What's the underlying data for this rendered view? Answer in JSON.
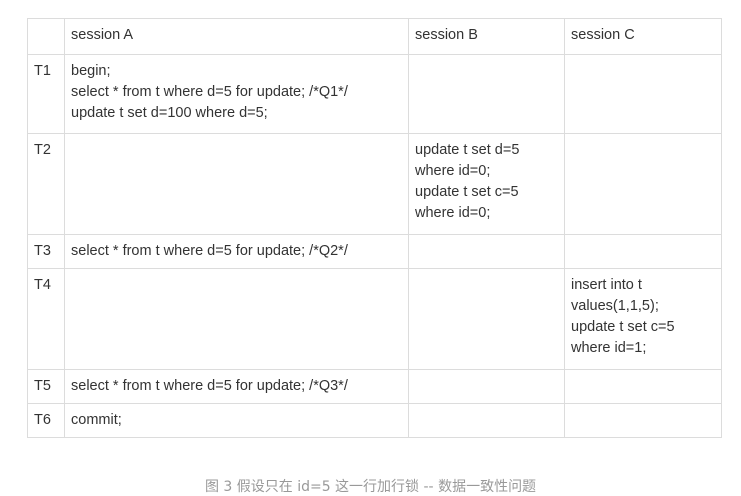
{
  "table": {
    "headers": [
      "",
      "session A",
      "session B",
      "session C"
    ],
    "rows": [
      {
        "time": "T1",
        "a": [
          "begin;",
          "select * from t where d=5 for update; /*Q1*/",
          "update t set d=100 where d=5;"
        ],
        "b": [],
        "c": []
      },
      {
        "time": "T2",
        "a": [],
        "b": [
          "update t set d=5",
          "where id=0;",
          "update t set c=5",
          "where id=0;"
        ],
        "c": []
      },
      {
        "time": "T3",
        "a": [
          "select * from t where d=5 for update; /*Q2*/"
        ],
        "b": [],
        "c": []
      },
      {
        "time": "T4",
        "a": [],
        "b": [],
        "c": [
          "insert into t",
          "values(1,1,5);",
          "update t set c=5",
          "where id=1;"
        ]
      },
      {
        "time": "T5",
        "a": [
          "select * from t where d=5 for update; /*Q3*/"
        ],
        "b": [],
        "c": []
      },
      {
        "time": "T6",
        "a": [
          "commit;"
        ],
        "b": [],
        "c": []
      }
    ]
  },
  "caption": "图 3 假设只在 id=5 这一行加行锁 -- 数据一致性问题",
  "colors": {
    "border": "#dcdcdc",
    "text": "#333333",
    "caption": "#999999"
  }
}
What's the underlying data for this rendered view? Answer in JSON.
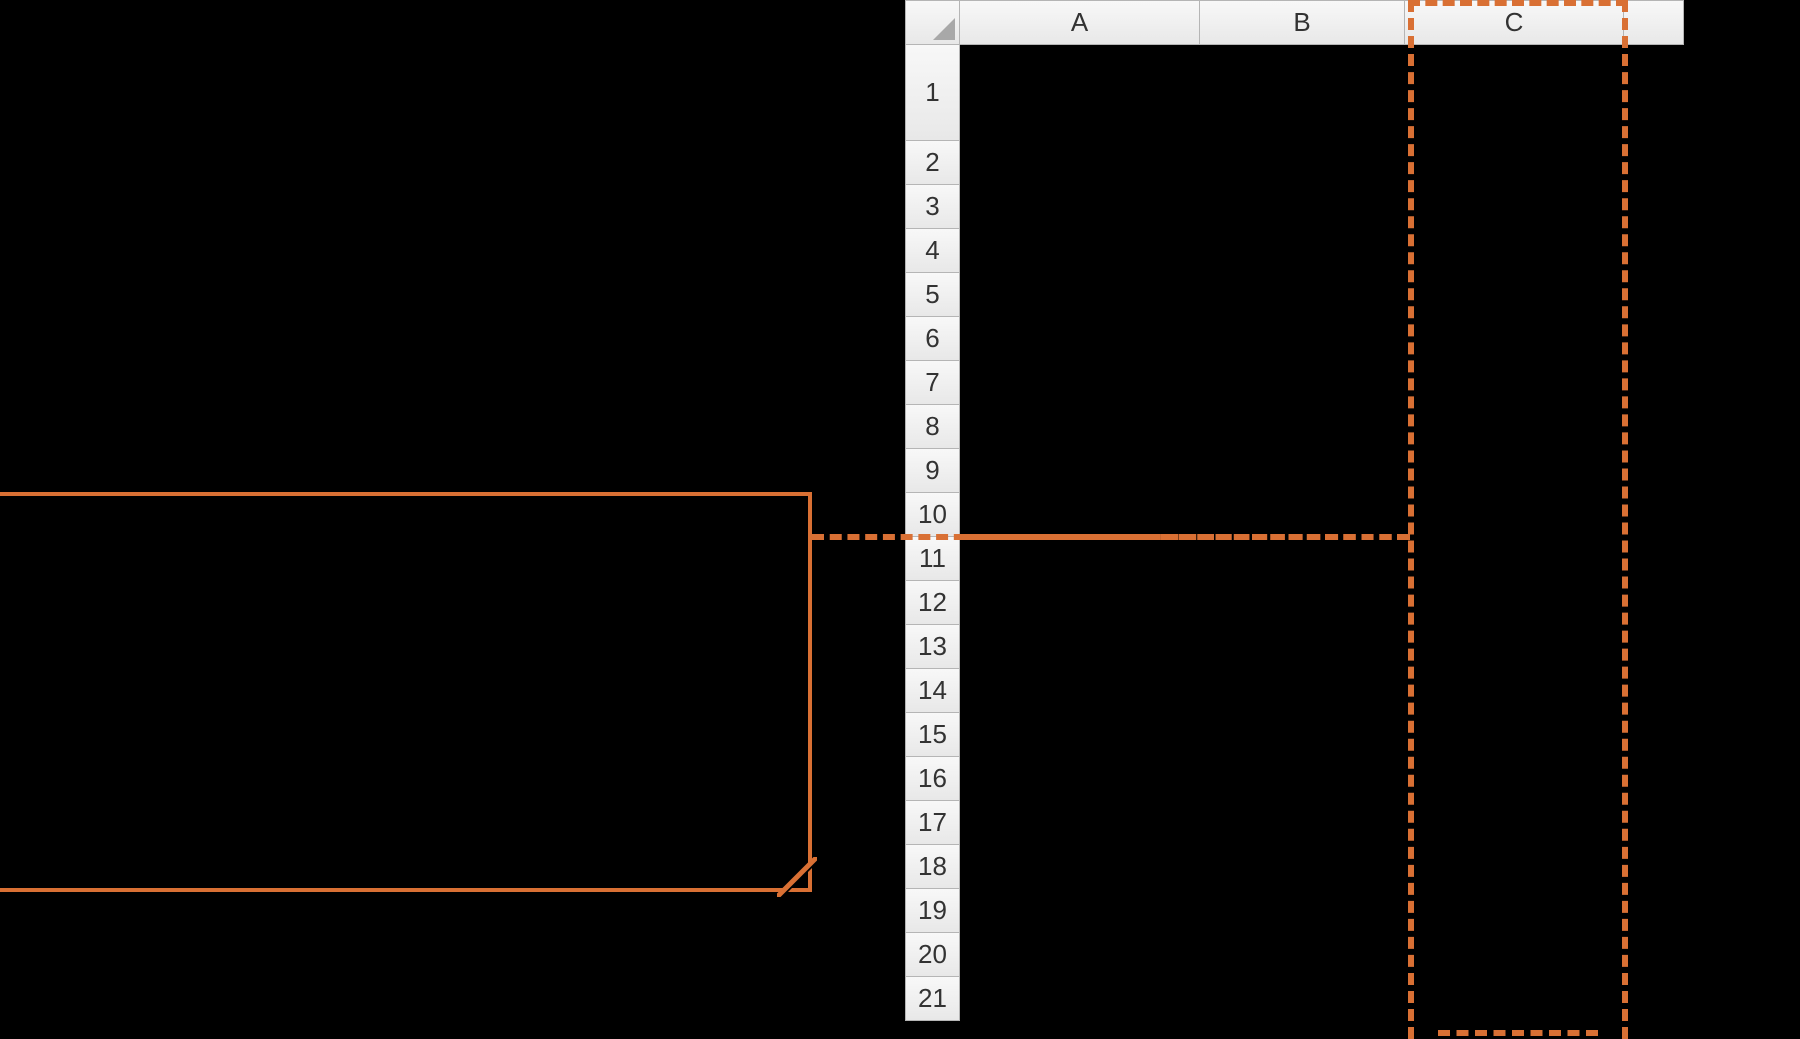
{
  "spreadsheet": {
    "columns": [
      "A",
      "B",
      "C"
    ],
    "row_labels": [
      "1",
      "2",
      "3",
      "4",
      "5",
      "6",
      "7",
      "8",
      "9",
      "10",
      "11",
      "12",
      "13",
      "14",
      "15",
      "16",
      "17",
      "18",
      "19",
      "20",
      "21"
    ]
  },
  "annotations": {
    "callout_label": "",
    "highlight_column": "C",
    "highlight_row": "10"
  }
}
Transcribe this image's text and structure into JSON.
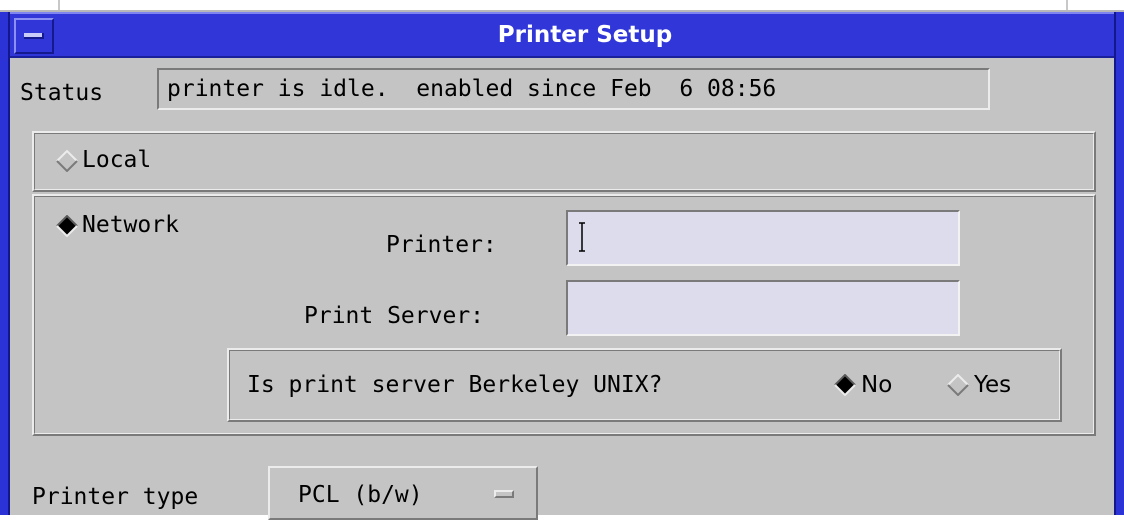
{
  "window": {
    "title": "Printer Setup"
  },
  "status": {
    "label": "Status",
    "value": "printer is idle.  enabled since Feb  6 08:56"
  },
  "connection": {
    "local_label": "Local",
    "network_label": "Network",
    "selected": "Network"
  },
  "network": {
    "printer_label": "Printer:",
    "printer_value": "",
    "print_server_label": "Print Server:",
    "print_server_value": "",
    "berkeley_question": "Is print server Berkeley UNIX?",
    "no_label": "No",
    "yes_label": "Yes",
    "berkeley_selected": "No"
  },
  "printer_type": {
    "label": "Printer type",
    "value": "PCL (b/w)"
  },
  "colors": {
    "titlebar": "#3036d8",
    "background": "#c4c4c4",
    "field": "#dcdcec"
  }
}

──────

What this task involves:
Reproduce every line precisely as given, omitting all pictures.

Exercise response:
What's the underlying data for this rendered view? Answer in JSON.
{
  "table": {
    "headers": [
      "",
      "session A",
      "session B",
      "session C"
    ],
    "rows": [
      {
        "time": "T1",
        "a": [
          "begin;",
          "select * from t where d=5 for update; /*Q1*/",
          "update t set d=100 where d=5;"
        ],
        "b": [],
        "c": []
      },
      {
        "time": "T2",
        "a": [],
        "b": [
          "update t set d=5",
          "where id=0;",
          "update t set c=5",
          "where id=0;"
        ],
        "c": []
      },
      {
        "time": "T3",
        "a": [
          "select * from t where d=5 for update; /*Q2*/"
        ],
        "b": [],
        "c": []
      },
      {
        "time": "T4",
        "a": [],
        "b": [],
        "c": [
          "insert into t",
          "values(1,1,5);",
          "update t set c=5",
          "where id=1;"
        ]
      },
      {
        "time": "T5",
        "a": [
          "select * from t where d=5 for update; /*Q3*/"
        ],
        "b": [],
        "c": []
      },
      {
        "time": "T6",
        "a": [
          "commit;"
        ],
        "b": [],
        "c": []
      }
    ]
  },
  "caption": "图 3 假设只在 id=5 这一行加行锁 -- 数据一致性问题",
  "colors": {
    "border": "#dcdcdc",
    "text": "#333333",
    "caption": "#999999"
  }
}
What's the underlying data for this rendered view? Answer in JSON.
{
  "spreadsheet": {
    "columns": [
      "A",
      "B",
      "C"
    ],
    "row_labels": [
      "1",
      "2",
      "3",
      "4",
      "5",
      "6",
      "7",
      "8",
      "9",
      "10",
      "11",
      "12",
      "13",
      "14",
      "15",
      "16",
      "17",
      "18",
      "19",
      "20",
      "21"
    ]
  },
  "annotations": {
    "callout_label": "",
    "highlight_column": "C",
    "highlight_row": "10"
  }
}
Transcribe this image's text and structure into JSON.
{
  "window": {
    "title": "Printer Setup"
  },
  "status": {
    "label": "Status",
    "value": "printer is idle.  enabled since Feb  6 08:56"
  },
  "connection": {
    "local_label": "Local",
    "network_label": "Network",
    "selected": "Network"
  },
  "network": {
    "printer_label": "Printer:",
    "printer_value": "",
    "print_server_label": "Print Server:",
    "print_server_value": "",
    "berkeley_question": "Is print server Berkeley UNIX?",
    "no_label": "No",
    "yes_label": "Yes",
    "berkeley_selected": "No"
  },
  "printer_type": {
    "label": "Printer type",
    "value": "PCL (b/w)"
  },
  "colors": {
    "titlebar": "#3036d8",
    "background": "#c4c4c4",
    "field": "#dcdcec"
  }
}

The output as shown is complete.